Using the data below, copy each line that includes the word "role".
>>
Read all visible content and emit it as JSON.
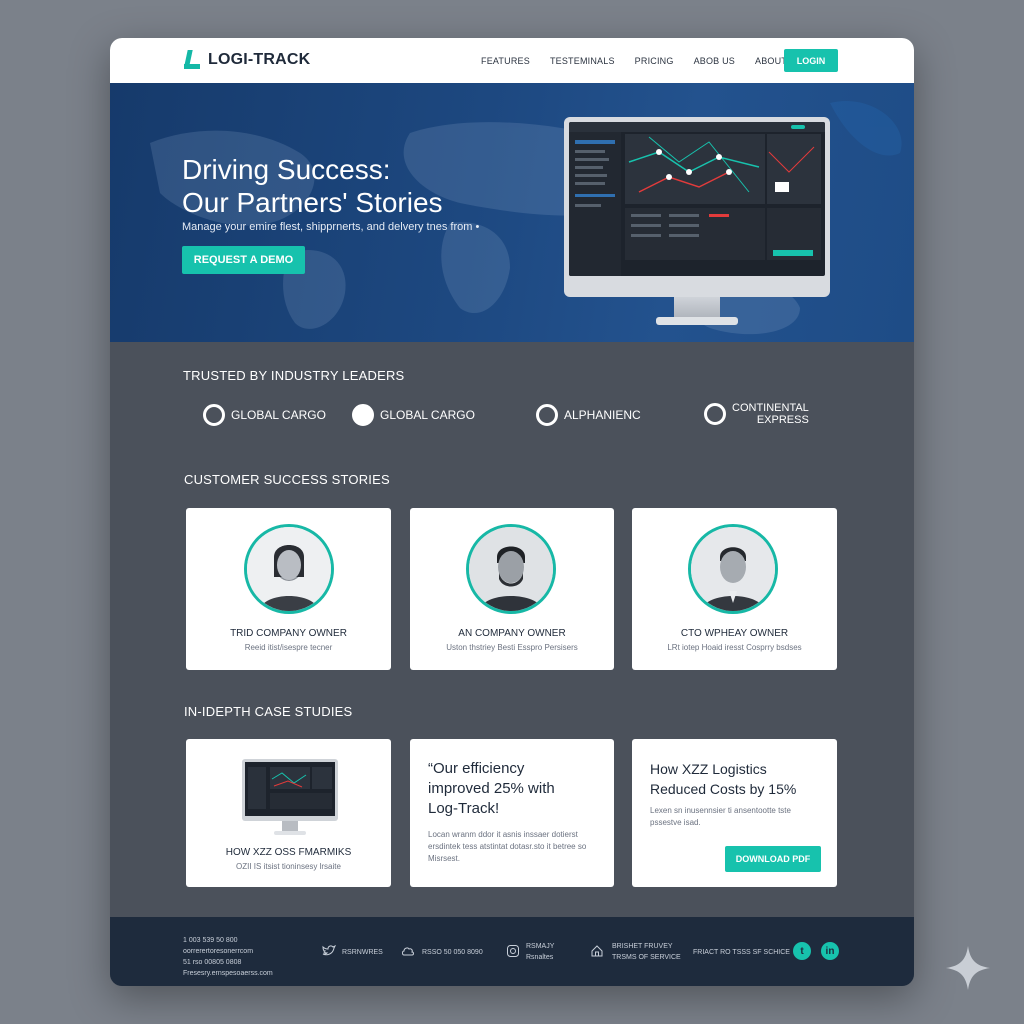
{
  "nav": {
    "logo_text": "LOGI-TRACK",
    "links": [
      "FEATURES",
      "TESTEMINALS",
      "PRICING",
      "ABOB US",
      "ABOUT US"
    ],
    "login_label": "LOGIN"
  },
  "hero": {
    "title_line1": "Driving Success:",
    "title_line2": "Our Partners' Stories",
    "subtitle": "Manage your emire flest, shipprnerts, and delvery tnes from •",
    "cta_label": "REQUEST A DEMO"
  },
  "trusted": {
    "title": "TRUSTED BY INDUSTRY LEADERS",
    "partners": [
      {
        "name": "GLOBAL CARGO"
      },
      {
        "name": "GLOBAL CARGO"
      },
      {
        "name": "ALPHANIENC"
      },
      {
        "name_line1": "CONTINENTAL",
        "name_line2": "EXPRESS"
      }
    ]
  },
  "stories": {
    "title": "CUSTOMER SUCCESS STORIES",
    "cards": [
      {
        "role": "TRID COMPANY OWNER",
        "sub": "Reeid itist/isespre tecner"
      },
      {
        "role": "AN COMPANY OWNER",
        "sub": "Uston thstriey Besti Esspro Persisers"
      },
      {
        "role": "CTO WPHEAY OWNER",
        "sub": "LRt iotep Hoaid iresst Cosprry bsdses"
      }
    ]
  },
  "cases": {
    "title": "IN-IDEPTH CASE STUDIES",
    "card1": {
      "title": "HOW XZZ OSS FMARMIKS",
      "sub": "OZII IS itsist tioninsesy lrsaite"
    },
    "card2": {
      "quote_line1": "“Our efficiency",
      "quote_line2": "improved 25% with",
      "quote_line3": "Log-Track!",
      "body_line1": "Locan wranm ddor it asnis inssaer dotierst",
      "body_line2": "ersdintek tess atstintat dotasr.sto it betree so",
      "body_line3": "Misrsest."
    },
    "card3": {
      "title_line1": "How XZZ Logistics",
      "title_line2": "Reduced Costs by 15%",
      "body_line1": "Lexen sn inusennsier ti ansentootte tste",
      "body_line2": "pssestve isad.",
      "button_label": "DOWNLOAD PDF"
    }
  },
  "footer": {
    "col1": [
      "1 003 539 50 800",
      "oorrerertoresonerrcom",
      "51 rso 00805 0808",
      "Fresesry.ernspesoaerss.com"
    ],
    "items": [
      {
        "icon": "twitter-icon",
        "label": "RSRNWRES"
      },
      {
        "icon": "cloud-icon",
        "label": "RSSO 50 050 8090"
      },
      {
        "icon": "instagram-icon",
        "label_line1": "RSMAJY",
        "label_line2": "Rsnaltes"
      },
      {
        "icon": "home-icon",
        "label_line1": "BRISHET FRUVEY",
        "label_line2": "TRSMS OF SERVICE"
      }
    ],
    "policy": "FRIACT RO TSSS SF SCHICE",
    "social": [
      {
        "icon": "twitter-icon",
        "glyph": "t"
      },
      {
        "icon": "linkedin-icon",
        "glyph": "in"
      }
    ]
  },
  "colors": {
    "accent": "#17c2ad",
    "hero": "#1d4880",
    "body": "#4b515b",
    "footer": "#1e2b3d"
  }
}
<<
■ EXERCISE RESPONSE
        "role": "TRID COMPANY OWNER",
        "role": "AN COMPANY OWNER",
        "role": "CTO WPHEAY OWNER",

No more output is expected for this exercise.